Begin Input data
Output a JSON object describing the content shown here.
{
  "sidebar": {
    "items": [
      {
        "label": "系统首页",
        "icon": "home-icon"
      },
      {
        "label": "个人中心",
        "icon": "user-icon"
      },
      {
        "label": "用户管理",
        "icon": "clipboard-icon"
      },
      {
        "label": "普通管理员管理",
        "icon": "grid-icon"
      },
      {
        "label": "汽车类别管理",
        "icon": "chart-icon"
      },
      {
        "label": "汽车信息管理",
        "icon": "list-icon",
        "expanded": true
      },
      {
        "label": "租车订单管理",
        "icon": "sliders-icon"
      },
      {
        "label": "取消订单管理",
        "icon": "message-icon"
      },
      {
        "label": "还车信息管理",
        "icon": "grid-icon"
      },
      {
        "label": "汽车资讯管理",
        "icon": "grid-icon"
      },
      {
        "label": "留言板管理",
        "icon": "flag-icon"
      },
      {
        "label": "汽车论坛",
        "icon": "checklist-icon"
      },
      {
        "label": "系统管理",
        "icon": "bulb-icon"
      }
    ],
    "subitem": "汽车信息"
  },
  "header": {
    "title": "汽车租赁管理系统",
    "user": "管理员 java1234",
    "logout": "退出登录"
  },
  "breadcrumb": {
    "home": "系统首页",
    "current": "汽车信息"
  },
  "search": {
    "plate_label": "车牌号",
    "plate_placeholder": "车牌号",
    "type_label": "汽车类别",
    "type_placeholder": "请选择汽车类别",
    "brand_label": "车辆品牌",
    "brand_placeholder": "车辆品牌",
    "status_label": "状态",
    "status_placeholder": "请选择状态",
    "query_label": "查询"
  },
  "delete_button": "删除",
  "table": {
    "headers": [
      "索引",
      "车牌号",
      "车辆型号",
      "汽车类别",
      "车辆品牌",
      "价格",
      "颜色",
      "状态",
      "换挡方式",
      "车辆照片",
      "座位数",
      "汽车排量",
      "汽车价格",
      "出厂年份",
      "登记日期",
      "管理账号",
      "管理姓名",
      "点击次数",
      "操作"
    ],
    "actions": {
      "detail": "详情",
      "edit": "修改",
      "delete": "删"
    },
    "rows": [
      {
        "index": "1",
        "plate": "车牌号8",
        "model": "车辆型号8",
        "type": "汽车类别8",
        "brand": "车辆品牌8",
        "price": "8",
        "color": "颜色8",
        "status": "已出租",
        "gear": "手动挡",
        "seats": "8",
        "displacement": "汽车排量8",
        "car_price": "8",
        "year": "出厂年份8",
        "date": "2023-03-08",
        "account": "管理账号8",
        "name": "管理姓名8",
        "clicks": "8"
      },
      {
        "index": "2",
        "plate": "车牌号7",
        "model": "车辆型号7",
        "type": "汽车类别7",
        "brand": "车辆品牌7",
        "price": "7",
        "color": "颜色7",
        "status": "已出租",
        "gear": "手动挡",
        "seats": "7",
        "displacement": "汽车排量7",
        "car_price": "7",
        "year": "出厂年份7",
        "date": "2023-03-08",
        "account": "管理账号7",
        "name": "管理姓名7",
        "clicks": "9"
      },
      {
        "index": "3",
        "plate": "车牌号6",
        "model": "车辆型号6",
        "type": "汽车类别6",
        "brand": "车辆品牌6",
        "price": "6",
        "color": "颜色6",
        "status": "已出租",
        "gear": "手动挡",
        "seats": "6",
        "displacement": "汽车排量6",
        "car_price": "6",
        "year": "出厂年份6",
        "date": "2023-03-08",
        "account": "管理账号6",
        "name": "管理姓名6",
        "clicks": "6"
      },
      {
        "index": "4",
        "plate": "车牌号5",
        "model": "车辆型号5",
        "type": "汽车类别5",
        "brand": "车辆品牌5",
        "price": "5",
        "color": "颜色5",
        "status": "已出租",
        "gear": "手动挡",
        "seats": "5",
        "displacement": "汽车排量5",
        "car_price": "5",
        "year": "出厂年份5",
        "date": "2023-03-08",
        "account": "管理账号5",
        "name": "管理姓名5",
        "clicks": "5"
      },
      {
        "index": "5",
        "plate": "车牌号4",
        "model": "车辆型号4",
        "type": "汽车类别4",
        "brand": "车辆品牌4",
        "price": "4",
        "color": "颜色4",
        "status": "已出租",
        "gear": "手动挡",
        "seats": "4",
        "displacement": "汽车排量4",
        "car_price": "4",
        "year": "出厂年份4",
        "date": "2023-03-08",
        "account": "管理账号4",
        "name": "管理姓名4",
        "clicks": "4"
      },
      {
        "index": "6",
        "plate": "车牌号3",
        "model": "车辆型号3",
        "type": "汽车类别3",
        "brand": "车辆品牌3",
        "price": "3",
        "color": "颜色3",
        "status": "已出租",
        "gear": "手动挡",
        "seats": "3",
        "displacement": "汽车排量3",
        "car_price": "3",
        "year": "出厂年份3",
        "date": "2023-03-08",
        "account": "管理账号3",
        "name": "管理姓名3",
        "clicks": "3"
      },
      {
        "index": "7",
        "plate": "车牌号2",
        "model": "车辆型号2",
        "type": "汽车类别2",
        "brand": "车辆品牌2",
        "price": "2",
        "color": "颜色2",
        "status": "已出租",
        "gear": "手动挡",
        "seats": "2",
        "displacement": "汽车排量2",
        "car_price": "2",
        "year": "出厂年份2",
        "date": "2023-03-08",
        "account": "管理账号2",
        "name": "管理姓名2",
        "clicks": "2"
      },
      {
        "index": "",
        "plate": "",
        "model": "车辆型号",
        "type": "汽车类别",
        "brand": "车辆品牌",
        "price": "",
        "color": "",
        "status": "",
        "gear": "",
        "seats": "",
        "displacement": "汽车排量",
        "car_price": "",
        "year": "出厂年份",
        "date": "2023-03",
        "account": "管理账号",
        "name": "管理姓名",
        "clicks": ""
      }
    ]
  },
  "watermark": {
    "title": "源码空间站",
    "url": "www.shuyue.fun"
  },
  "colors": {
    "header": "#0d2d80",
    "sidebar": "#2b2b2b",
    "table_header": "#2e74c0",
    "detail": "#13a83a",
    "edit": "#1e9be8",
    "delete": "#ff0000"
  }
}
End Input data
> [Task details]:
Your task is to repeat every entry exactly.

> [Answer for the task]:
Output a JSON object describing the content shown here.
{
  "sidebar": {
    "items": [
      {
        "label": "系统首页",
        "icon": "home-icon"
      },
      {
        "label": "个人中心",
        "icon": "user-icon"
      },
      {
        "label": "用户管理",
        "icon": "clipboard-icon"
      },
      {
        "label": "普通管理员管理",
        "icon": "grid-icon"
      },
      {
        "label": "汽车类别管理",
        "icon": "chart-icon"
      },
      {
        "label": "汽车信息管理",
        "icon": "list-icon",
        "expanded": true
      },
      {
        "label": "租车订单管理",
        "icon": "sliders-icon"
      },
      {
        "label": "取消订单管理",
        "icon": "message-icon"
      },
      {
        "label": "还车信息管理",
        "icon": "grid-icon"
      },
      {
        "label": "汽车资讯管理",
        "icon": "grid-icon"
      },
      {
        "label": "留言板管理",
        "icon": "flag-icon"
      },
      {
        "label": "汽车论坛",
        "icon": "checklist-icon"
      },
      {
        "label": "系统管理",
        "icon": "bulb-icon"
      }
    ],
    "subitem": "汽车信息"
  },
  "header": {
    "title": "汽车租赁管理系统",
    "user": "管理员 java1234",
    "logout": "退出登录"
  },
  "breadcrumb": {
    "home": "系统首页",
    "current": "汽车信息"
  },
  "search": {
    "plate_label": "车牌号",
    "plate_placeholder": "车牌号",
    "type_label": "汽车类别",
    "type_placeholder": "请选择汽车类别",
    "brand_label": "车辆品牌",
    "brand_placeholder": "车辆品牌",
    "status_label": "状态",
    "status_placeholder": "请选择状态",
    "query_label": "查询"
  },
  "delete_button": "删除",
  "table": {
    "headers": [
      "索引",
      "车牌号",
      "车辆型号",
      "汽车类别",
      "车辆品牌",
      "价格",
      "颜色",
      "状态",
      "换挡方式",
      "车辆照片",
      "座位数",
      "汽车排量",
      "汽车价格",
      "出厂年份",
      "登记日期",
      "管理账号",
      "管理姓名",
      "点击次数",
      "操作"
    ],
    "actions": {
      "detail": "详情",
      "edit": "修改",
      "delete": "删"
    },
    "rows": [
      {
        "index": "1",
        "plate": "车牌号8",
        "model": "车辆型号8",
        "type": "汽车类别8",
        "brand": "车辆品牌8",
        "price": "8",
        "color": "颜色8",
        "status": "已出租",
        "gear": "手动挡",
        "seats": "8",
        "displacement": "汽车排量8",
        "car_price": "8",
        "year": "出厂年份8",
        "date": "2023-03-08",
        "account": "管理账号8",
        "name": "管理姓名8",
        "clicks": "8"
      },
      {
        "index": "2",
        "plate": "车牌号7",
        "model": "车辆型号7",
        "type": "汽车类别7",
        "brand": "车辆品牌7",
        "price": "7",
        "color": "颜色7",
        "status": "已出租",
        "gear": "手动挡",
        "seats": "7",
        "displacement": "汽车排量7",
        "car_price": "7",
        "year": "出厂年份7",
        "date": "2023-03-08",
        "account": "管理账号7",
        "name": "管理姓名7",
        "clicks": "9"
      },
      {
        "index": "3",
        "plate": "车牌号6",
        "model": "车辆型号6",
        "type": "汽车类别6",
        "brand": "车辆品牌6",
        "price": "6",
        "color": "颜色6",
        "status": "已出租",
        "gear": "手动挡",
        "seats": "6",
        "displacement": "汽车排量6",
        "car_price": "6",
        "year": "出厂年份6",
        "date": "2023-03-08",
        "account": "管理账号6",
        "name": "管理姓名6",
        "clicks": "6"
      },
      {
        "index": "4",
        "plate": "车牌号5",
        "model": "车辆型号5",
        "type": "汽车类别5",
        "brand": "车辆品牌5",
        "price": "5",
        "color": "颜色5",
        "status": "已出租",
        "gear": "手动挡",
        "seats": "5",
        "displacement": "汽车排量5",
        "car_price": "5",
        "year": "出厂年份5",
        "date": "2023-03-08",
        "account": "管理账号5",
        "name": "管理姓名5",
        "clicks": "5"
      },
      {
        "index": "5",
        "plate": "车牌号4",
        "model": "车辆型号4",
        "type": "汽车类别4",
        "brand": "车辆品牌4",
        "price": "4",
        "color": "颜色4",
        "status": "已出租",
        "gear": "手动挡",
        "seats": "4",
        "displacement": "汽车排量4",
        "car_price": "4",
        "year": "出厂年份4",
        "date": "2023-03-08",
        "account": "管理账号4",
        "name": "管理姓名4",
        "clicks": "4"
      },
      {
        "index": "6",
        "plate": "车牌号3",
        "model": "车辆型号3",
        "type": "汽车类别3",
        "brand": "车辆品牌3",
        "price": "3",
        "color": "颜色3",
        "status": "已出租",
        "gear": "手动挡",
        "seats": "3",
        "displacement": "汽车排量3",
        "car_price": "3",
        "year": "出厂年份3",
        "date": "2023-03-08",
        "account": "管理账号3",
        "name": "管理姓名3",
        "clicks": "3"
      },
      {
        "index": "7",
        "plate": "车牌号2",
        "model": "车辆型号2",
        "type": "汽车类别2",
        "brand": "车辆品牌2",
        "price": "2",
        "color": "颜色2",
        "status": "已出租",
        "gear": "手动挡",
        "seats": "2",
        "displacement": "汽车排量2",
        "car_price": "2",
        "year": "出厂年份2",
        "date": "2023-03-08",
        "account": "管理账号2",
        "name": "管理姓名2",
        "clicks": "2"
      },
      {
        "index": "",
        "plate": "",
        "model": "车辆型号",
        "type": "汽车类别",
        "brand": "车辆品牌",
        "price": "",
        "color": "",
        "status": "",
        "gear": "",
        "seats": "",
        "displacement": "汽车排量",
        "car_price": "",
        "year": "出厂年份",
        "date": "2023-03",
        "account": "管理账号",
        "name": "管理姓名",
        "clicks": ""
      }
    ]
  },
  "watermark": {
    "title": "源码空间站",
    "url": "www.shuyue.fun"
  },
  "colors": {
    "header": "#0d2d80",
    "sidebar": "#2b2b2b",
    "table_header": "#2e74c0",
    "detail": "#13a83a",
    "edit": "#1e9be8",
    "delete": "#ff0000"
  }
}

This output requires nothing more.